> What the task asks: Locate all lines with the word "screenshot". Copy them.

------ Dataset

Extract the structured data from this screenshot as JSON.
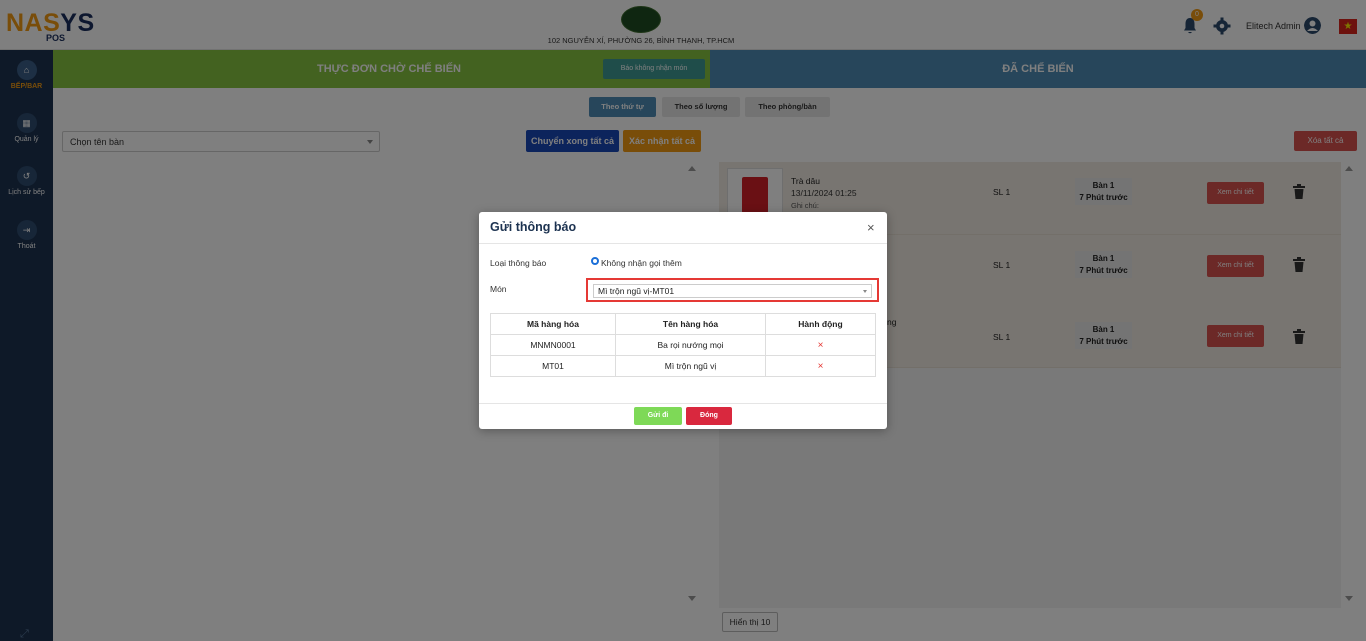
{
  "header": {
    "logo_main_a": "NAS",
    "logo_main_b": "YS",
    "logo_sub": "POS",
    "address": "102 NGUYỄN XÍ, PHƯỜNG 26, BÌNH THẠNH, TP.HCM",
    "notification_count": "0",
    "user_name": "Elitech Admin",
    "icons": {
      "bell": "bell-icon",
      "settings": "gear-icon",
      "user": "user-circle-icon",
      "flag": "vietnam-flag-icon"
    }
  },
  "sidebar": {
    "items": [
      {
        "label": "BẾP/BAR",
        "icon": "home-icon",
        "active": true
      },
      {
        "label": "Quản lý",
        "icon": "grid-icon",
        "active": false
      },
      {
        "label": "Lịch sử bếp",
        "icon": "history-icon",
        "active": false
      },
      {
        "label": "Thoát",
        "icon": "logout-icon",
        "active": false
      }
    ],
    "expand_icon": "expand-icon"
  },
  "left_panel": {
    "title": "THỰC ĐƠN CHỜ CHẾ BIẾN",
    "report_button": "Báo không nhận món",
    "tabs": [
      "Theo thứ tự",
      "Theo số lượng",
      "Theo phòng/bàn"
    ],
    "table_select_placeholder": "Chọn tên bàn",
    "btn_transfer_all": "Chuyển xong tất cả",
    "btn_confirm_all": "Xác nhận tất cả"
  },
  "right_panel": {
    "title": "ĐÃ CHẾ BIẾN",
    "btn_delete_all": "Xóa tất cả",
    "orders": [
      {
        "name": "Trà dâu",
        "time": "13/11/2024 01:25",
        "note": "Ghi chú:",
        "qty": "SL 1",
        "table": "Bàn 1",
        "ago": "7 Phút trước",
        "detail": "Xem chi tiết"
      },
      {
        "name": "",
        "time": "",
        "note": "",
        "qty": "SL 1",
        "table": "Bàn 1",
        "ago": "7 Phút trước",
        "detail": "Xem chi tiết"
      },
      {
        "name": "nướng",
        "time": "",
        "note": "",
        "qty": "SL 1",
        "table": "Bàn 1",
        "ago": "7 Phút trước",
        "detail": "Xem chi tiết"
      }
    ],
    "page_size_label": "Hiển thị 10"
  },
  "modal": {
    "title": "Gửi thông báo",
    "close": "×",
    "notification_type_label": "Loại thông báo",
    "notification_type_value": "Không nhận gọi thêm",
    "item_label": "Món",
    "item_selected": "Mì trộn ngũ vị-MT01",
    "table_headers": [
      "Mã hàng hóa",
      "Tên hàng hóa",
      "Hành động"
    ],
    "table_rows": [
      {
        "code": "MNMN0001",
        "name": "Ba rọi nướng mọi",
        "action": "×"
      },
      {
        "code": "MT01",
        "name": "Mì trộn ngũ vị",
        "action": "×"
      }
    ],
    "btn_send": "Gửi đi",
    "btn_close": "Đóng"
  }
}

------------
------ Dataset

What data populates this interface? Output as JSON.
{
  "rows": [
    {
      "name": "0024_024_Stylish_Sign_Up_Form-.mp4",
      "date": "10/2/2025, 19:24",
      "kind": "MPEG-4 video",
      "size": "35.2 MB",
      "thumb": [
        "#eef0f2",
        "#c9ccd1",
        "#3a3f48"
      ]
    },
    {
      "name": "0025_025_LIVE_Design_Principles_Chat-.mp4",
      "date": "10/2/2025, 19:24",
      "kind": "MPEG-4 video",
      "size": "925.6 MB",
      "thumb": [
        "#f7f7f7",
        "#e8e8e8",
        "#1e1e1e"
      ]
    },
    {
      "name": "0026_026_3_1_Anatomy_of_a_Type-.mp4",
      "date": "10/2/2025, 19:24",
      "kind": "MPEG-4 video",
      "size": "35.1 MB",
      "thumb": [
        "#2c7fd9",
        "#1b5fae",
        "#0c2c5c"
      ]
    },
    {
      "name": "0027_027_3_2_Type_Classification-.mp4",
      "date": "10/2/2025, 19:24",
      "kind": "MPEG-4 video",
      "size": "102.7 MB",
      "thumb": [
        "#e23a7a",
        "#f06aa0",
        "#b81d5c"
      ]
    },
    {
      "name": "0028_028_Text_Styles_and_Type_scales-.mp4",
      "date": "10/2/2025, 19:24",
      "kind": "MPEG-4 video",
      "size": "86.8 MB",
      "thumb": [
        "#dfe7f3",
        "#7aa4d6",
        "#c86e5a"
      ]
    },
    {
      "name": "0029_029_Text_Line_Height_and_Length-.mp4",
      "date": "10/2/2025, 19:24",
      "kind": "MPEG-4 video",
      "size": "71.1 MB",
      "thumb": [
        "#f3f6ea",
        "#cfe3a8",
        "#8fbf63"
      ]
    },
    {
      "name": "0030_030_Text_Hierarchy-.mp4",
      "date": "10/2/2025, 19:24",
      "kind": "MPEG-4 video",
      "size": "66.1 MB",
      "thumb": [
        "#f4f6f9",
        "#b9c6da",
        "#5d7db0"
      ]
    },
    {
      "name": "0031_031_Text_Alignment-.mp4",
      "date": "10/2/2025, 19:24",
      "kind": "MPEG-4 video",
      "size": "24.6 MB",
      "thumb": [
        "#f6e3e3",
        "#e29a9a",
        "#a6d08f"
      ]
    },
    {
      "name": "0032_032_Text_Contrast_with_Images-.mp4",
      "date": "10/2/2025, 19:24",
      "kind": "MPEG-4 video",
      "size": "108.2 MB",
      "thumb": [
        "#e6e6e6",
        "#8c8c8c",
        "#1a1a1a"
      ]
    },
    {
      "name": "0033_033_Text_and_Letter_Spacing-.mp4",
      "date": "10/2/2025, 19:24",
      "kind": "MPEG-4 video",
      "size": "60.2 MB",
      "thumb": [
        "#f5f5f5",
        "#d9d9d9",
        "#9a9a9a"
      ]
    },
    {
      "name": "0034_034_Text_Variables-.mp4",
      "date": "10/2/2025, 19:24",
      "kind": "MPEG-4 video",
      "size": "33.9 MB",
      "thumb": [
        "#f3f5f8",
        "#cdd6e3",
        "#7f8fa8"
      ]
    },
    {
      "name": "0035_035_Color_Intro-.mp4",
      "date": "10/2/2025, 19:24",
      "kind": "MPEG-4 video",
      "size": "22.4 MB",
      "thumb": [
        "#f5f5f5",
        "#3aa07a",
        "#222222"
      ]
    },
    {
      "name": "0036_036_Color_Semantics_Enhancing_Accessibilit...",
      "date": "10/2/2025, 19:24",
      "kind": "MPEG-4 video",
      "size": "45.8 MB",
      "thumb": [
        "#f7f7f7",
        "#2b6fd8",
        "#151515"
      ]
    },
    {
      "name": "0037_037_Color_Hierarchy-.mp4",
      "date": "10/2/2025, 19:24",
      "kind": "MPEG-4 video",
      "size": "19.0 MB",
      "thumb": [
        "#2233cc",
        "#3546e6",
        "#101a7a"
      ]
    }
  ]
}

------------
------ Dataset

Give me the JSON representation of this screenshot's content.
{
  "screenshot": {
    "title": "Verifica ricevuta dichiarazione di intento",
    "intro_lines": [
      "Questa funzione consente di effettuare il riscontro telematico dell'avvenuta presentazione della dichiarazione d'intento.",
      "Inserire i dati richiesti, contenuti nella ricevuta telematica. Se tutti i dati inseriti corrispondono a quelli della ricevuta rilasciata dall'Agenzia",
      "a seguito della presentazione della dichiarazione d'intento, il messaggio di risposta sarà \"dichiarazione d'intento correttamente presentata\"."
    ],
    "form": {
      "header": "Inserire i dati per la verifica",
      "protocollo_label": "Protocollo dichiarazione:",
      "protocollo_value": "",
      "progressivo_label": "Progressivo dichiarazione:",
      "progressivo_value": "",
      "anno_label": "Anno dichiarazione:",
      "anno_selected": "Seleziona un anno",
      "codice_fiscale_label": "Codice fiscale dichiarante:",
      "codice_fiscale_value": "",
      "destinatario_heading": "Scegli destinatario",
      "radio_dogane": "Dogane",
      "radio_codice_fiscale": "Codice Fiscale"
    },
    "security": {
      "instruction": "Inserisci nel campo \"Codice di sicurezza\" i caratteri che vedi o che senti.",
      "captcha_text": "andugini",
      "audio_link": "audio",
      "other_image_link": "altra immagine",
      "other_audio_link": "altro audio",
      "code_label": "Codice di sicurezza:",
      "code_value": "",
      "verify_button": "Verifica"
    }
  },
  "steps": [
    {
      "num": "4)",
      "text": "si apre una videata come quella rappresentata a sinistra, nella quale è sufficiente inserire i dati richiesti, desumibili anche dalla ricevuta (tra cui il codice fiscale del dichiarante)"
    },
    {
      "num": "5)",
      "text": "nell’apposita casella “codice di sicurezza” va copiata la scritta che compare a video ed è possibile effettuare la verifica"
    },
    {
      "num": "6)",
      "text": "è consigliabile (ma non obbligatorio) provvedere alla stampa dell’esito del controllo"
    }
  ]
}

------------

> Response below:
Extract the structured data from this screenshot as JSON.
Give me the JSON representation of this screenshot's content.
  "screenshot": {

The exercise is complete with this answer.